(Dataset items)
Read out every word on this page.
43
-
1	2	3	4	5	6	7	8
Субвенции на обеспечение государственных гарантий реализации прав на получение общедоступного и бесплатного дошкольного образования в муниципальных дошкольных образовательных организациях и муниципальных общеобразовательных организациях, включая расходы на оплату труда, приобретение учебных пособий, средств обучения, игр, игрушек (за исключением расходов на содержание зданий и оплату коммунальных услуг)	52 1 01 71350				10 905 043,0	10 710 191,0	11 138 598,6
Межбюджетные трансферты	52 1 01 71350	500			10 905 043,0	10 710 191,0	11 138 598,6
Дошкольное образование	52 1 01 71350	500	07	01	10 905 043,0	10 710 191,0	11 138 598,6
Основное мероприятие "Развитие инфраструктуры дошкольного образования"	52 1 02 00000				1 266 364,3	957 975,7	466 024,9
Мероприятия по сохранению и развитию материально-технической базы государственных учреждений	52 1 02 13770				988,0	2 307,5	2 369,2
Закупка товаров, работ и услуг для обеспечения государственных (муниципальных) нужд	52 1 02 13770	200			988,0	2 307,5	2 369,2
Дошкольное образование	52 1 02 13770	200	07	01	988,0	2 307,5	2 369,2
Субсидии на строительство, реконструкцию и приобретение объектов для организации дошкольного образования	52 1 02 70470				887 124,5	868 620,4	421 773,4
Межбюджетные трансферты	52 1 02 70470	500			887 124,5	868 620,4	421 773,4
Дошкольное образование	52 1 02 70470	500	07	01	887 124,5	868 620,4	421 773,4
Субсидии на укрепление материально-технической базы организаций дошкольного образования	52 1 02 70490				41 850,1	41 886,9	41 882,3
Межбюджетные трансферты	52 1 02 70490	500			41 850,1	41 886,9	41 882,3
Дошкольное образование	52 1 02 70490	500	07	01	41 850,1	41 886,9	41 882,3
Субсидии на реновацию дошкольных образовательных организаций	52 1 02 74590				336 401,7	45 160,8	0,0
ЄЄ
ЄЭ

● DIRECTION: Lines holding the word "Субсидии" should be counted across the entries; state only how many there are.

● EXPECTED ANSWER: 3